DO THIS: Pick out each line of the records that includes the string "text", and copy it.

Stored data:
————
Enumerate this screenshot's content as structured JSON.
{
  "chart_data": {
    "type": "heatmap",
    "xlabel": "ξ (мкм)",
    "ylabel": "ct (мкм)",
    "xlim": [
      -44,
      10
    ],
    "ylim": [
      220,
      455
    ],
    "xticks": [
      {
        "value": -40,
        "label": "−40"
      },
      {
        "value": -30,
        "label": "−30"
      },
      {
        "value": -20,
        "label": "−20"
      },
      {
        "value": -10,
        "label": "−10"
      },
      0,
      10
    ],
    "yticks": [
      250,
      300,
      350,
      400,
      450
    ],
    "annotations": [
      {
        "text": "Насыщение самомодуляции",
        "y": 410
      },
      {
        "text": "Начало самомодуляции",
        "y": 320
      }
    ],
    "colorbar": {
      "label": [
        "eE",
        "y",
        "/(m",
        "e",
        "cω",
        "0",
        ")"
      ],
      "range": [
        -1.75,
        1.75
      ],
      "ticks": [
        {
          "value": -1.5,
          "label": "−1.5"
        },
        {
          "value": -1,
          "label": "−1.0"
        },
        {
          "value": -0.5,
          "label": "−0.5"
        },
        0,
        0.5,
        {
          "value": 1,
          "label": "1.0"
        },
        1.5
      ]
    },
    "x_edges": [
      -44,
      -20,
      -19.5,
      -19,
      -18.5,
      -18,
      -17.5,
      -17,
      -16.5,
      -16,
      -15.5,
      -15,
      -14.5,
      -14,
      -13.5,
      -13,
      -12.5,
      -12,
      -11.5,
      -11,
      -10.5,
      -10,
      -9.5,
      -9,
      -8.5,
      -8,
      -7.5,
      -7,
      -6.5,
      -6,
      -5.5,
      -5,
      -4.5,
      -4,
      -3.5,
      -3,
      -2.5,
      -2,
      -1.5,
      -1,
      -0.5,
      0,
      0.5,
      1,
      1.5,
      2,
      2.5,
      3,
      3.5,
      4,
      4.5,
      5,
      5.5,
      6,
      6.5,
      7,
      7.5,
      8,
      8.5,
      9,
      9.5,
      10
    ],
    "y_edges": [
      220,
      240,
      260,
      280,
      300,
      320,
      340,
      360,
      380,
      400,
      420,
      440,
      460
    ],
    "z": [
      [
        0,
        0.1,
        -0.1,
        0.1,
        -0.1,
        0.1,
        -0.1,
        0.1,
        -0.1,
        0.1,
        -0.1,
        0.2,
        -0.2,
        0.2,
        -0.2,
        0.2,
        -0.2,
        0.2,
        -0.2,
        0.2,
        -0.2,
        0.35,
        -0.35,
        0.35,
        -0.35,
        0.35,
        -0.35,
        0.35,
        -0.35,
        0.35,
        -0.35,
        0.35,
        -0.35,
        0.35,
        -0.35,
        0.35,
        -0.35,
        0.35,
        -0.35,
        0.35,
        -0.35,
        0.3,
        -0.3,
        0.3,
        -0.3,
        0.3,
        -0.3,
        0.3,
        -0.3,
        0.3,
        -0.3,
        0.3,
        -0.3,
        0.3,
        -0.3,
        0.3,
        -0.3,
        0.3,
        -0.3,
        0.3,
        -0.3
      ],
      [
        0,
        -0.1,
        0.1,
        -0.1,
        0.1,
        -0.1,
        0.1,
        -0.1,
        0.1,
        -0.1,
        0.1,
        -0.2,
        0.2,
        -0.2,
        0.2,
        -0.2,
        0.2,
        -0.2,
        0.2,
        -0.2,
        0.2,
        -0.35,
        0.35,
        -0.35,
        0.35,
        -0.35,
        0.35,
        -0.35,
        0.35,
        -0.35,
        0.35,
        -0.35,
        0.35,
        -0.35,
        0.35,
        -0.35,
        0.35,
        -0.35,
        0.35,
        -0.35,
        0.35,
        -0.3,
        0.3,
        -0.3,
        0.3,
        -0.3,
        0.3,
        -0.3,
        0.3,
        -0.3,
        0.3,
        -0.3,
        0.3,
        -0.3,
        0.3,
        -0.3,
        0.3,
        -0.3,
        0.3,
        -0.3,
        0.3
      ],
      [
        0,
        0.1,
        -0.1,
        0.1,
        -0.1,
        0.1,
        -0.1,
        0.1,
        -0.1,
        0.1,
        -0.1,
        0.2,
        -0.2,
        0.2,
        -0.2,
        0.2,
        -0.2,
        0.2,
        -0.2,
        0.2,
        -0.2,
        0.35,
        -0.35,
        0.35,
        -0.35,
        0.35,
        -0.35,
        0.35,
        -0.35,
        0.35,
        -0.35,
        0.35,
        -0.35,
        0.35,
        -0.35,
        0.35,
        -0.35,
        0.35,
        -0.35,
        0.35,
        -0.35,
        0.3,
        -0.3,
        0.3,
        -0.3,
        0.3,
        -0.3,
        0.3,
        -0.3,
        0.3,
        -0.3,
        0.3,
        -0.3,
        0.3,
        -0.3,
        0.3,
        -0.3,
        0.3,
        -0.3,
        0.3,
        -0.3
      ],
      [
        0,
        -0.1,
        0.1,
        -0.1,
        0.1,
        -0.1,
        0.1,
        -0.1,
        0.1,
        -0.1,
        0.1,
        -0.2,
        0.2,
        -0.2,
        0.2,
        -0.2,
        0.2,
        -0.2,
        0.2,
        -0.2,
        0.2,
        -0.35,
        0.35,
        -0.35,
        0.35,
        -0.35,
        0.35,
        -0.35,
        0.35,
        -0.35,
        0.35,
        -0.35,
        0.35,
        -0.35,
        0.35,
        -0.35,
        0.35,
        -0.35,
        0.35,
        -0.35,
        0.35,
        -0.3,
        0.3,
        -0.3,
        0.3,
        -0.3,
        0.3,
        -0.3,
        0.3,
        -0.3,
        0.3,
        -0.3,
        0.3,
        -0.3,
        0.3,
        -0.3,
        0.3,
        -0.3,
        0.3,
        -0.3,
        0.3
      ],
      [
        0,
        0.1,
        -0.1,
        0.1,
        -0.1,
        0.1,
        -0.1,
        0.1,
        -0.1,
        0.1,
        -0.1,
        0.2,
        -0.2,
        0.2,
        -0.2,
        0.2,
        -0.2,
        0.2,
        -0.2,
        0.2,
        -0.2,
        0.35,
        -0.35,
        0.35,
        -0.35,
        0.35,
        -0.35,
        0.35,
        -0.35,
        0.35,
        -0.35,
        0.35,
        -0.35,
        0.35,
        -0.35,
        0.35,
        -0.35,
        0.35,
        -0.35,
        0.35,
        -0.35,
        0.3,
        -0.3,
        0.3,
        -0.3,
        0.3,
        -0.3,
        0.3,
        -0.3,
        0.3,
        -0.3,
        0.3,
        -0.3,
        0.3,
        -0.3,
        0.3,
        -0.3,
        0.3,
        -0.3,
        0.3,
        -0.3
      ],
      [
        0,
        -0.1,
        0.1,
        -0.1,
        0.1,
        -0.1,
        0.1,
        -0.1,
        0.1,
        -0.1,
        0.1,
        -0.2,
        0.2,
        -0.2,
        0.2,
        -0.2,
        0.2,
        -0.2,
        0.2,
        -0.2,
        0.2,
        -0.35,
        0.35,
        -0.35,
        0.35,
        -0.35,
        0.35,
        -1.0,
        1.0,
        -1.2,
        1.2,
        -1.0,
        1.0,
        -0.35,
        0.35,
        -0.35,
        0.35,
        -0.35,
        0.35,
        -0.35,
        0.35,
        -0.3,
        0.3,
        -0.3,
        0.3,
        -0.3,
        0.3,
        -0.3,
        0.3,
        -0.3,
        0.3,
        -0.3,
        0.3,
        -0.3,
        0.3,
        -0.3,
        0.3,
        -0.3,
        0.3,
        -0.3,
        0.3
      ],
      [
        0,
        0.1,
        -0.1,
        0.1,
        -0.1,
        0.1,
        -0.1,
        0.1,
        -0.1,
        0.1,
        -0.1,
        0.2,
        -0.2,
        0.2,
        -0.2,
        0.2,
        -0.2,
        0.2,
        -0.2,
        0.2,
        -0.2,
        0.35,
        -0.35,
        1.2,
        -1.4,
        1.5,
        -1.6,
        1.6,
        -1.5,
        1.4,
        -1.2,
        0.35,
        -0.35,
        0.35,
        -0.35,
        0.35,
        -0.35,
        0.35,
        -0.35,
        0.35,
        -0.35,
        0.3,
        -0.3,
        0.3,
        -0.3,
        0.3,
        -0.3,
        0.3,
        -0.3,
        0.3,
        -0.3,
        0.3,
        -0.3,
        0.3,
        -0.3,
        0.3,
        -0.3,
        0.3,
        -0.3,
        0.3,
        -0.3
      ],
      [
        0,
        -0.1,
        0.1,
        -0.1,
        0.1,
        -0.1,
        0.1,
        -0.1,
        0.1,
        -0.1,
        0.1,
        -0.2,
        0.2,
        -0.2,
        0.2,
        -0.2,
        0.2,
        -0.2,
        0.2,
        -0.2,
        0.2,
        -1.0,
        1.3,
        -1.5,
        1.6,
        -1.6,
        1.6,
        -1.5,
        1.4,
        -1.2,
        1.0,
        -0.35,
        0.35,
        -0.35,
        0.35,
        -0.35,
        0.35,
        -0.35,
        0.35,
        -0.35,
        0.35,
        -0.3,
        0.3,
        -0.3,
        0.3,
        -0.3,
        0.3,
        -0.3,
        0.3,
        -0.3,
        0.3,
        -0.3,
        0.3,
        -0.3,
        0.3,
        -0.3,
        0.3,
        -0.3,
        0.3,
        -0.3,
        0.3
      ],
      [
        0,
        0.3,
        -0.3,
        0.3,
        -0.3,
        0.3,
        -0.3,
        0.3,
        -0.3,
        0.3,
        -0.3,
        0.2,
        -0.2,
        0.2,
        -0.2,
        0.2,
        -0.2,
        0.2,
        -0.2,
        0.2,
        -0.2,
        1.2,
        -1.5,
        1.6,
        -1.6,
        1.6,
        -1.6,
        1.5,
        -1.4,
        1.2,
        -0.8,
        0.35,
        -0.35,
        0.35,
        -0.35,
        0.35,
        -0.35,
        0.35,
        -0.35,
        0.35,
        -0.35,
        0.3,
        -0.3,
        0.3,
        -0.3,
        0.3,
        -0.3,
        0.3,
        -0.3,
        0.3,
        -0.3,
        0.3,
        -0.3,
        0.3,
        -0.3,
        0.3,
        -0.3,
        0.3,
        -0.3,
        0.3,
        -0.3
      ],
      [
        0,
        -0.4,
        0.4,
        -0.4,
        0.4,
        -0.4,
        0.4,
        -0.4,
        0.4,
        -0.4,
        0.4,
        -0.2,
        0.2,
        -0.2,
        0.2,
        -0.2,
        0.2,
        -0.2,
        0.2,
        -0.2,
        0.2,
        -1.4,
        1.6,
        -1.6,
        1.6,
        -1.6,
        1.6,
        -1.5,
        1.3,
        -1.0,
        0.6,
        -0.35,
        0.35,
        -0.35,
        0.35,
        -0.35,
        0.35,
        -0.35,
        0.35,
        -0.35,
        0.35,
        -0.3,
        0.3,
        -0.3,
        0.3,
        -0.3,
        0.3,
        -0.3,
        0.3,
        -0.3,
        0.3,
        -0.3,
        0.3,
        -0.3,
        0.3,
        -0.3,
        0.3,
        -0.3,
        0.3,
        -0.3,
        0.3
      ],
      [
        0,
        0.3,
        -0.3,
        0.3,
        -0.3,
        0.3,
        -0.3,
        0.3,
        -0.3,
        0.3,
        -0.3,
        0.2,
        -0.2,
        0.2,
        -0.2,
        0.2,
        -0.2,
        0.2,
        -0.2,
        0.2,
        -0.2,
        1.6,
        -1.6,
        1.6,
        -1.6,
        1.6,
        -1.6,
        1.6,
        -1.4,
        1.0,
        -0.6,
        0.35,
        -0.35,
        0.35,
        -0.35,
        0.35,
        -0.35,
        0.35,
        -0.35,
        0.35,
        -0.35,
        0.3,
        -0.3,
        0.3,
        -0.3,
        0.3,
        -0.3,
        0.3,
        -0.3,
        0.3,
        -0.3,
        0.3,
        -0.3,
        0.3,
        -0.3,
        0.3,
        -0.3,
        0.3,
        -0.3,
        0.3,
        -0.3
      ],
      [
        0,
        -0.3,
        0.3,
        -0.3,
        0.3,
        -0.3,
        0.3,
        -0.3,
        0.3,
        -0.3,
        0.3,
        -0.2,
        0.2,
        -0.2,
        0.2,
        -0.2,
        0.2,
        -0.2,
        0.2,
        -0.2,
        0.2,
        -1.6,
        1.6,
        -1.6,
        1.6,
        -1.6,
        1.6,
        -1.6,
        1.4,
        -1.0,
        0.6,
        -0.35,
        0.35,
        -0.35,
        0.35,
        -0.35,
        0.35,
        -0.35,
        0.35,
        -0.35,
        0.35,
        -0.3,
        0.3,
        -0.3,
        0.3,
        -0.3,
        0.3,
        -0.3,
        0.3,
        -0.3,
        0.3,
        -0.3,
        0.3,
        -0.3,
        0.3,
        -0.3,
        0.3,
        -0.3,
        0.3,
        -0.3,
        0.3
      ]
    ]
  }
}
————
RESULT OF THIS TASK:
        "text": "Насыщение самомодуляции",
        "text": "Начало самомодуляции",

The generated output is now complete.